Stated problem:
Quote the material below verbatim, from its first line through the line containing "- y-tick-label: 4800: [138, 433, 174, 449]", with both of those lines included.

╭─ Data for processing

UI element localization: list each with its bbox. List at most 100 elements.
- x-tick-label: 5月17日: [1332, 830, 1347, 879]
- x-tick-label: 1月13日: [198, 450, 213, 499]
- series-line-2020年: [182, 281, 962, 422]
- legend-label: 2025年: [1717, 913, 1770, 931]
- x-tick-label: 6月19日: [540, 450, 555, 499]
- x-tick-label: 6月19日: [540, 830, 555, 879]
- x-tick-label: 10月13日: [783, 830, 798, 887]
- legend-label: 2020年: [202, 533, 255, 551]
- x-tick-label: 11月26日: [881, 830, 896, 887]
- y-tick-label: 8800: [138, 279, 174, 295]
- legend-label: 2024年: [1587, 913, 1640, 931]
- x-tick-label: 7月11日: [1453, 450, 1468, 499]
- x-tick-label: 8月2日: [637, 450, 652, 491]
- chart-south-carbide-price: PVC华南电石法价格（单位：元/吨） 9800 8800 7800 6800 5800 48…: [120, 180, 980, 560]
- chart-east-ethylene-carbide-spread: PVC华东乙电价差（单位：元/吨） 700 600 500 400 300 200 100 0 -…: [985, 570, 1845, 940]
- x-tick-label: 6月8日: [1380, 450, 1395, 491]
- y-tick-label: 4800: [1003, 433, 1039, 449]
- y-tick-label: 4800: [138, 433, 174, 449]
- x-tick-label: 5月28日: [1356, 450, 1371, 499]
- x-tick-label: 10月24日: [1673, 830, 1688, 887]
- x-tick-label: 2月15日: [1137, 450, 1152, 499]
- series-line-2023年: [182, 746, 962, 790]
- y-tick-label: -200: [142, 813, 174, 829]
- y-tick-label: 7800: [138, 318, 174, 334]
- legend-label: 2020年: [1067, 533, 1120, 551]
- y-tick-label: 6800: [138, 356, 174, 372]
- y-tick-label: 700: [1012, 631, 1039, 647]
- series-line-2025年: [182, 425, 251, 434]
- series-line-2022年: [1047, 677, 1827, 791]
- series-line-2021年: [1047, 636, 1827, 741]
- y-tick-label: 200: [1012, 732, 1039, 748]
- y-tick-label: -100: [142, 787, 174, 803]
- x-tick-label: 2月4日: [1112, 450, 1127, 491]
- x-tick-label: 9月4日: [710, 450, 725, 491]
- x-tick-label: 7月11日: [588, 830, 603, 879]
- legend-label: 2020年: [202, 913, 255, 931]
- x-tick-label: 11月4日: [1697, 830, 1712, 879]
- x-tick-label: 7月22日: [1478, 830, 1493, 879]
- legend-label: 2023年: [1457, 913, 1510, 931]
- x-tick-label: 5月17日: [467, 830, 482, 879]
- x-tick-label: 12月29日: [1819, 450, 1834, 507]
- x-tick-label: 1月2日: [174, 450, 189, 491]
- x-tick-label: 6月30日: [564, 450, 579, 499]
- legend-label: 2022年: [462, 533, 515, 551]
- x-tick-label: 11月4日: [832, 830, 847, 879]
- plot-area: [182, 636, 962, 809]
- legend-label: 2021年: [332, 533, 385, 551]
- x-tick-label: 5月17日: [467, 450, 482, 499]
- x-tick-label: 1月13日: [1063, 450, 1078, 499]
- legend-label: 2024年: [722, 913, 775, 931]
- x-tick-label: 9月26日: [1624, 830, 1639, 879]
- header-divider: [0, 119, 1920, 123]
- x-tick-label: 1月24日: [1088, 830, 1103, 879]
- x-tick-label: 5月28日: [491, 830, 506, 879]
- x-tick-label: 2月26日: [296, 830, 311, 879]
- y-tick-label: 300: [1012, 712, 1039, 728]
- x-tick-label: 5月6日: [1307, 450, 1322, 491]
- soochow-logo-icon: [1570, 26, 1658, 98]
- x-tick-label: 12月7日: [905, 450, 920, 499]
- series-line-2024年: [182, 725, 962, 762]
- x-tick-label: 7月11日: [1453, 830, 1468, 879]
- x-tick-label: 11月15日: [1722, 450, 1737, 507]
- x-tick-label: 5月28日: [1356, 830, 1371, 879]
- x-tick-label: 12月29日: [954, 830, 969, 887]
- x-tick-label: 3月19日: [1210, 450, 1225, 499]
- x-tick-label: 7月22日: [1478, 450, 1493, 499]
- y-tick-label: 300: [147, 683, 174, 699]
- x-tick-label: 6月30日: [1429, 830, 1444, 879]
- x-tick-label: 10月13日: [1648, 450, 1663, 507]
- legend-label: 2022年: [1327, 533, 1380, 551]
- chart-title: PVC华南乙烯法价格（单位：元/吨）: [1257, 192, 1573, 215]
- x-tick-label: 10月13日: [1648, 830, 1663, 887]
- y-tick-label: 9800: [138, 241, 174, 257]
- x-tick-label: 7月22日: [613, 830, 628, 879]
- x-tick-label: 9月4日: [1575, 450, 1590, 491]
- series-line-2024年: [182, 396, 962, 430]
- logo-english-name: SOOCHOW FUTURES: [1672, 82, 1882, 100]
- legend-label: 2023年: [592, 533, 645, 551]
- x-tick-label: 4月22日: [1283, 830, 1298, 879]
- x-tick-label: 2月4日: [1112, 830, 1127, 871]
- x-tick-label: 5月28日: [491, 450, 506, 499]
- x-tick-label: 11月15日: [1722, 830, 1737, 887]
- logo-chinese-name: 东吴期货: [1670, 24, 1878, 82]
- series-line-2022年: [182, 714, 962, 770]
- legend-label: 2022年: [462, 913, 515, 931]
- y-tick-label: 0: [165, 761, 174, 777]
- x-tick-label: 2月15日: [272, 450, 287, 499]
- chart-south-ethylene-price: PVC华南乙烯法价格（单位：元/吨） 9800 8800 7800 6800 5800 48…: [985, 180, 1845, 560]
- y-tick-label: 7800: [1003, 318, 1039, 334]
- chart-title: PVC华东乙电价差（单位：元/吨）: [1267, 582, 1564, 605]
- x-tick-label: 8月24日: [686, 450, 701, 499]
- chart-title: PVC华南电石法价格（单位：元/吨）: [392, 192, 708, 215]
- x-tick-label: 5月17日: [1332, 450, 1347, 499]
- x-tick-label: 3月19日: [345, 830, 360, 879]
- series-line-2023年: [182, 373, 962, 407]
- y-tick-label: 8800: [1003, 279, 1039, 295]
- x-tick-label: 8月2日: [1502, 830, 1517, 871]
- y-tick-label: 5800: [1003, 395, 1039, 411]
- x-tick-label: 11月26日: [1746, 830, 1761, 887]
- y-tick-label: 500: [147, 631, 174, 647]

╰─

Reply to the exercise:
UI element localization: list each with its bbox. List at most 100 elements.
- x-tick-label: 5月17日: [1332, 830, 1347, 879]
- x-tick-label: 1月13日: [198, 450, 213, 499]
- series-line-2020年: [182, 281, 962, 422]
- legend-label: 2025年: [1717, 913, 1770, 931]
- x-tick-label: 6月19日: [540, 450, 555, 499]
- x-tick-label: 6月19日: [540, 830, 555, 879]
- x-tick-label: 10月13日: [783, 830, 798, 887]
- legend-label: 2020年: [202, 533, 255, 551]
- x-tick-label: 11月26日: [881, 830, 896, 887]
- y-tick-label: 8800: [138, 279, 174, 295]
- legend-label: 2024年: [1587, 913, 1640, 931]
- x-tick-label: 7月11日: [1453, 450, 1468, 499]
- x-tick-label: 8月2日: [637, 450, 652, 491]
- chart-south-carbide-price: PVC华南电石法价格（单位：元/吨） 9800 8800 7800 6800 5800 48…: [120, 180, 980, 560]
- chart-east-ethylene-carbide-spread: PVC华东乙电价差（单位：元/吨） 700 600 500 400 300 200 100 0 -…: [985, 570, 1845, 940]
- x-tick-label: 6月8日: [1380, 450, 1395, 491]
- y-tick-label: 4800: [1003, 433, 1039, 449]
- y-tick-label: 4800: [138, 433, 174, 449]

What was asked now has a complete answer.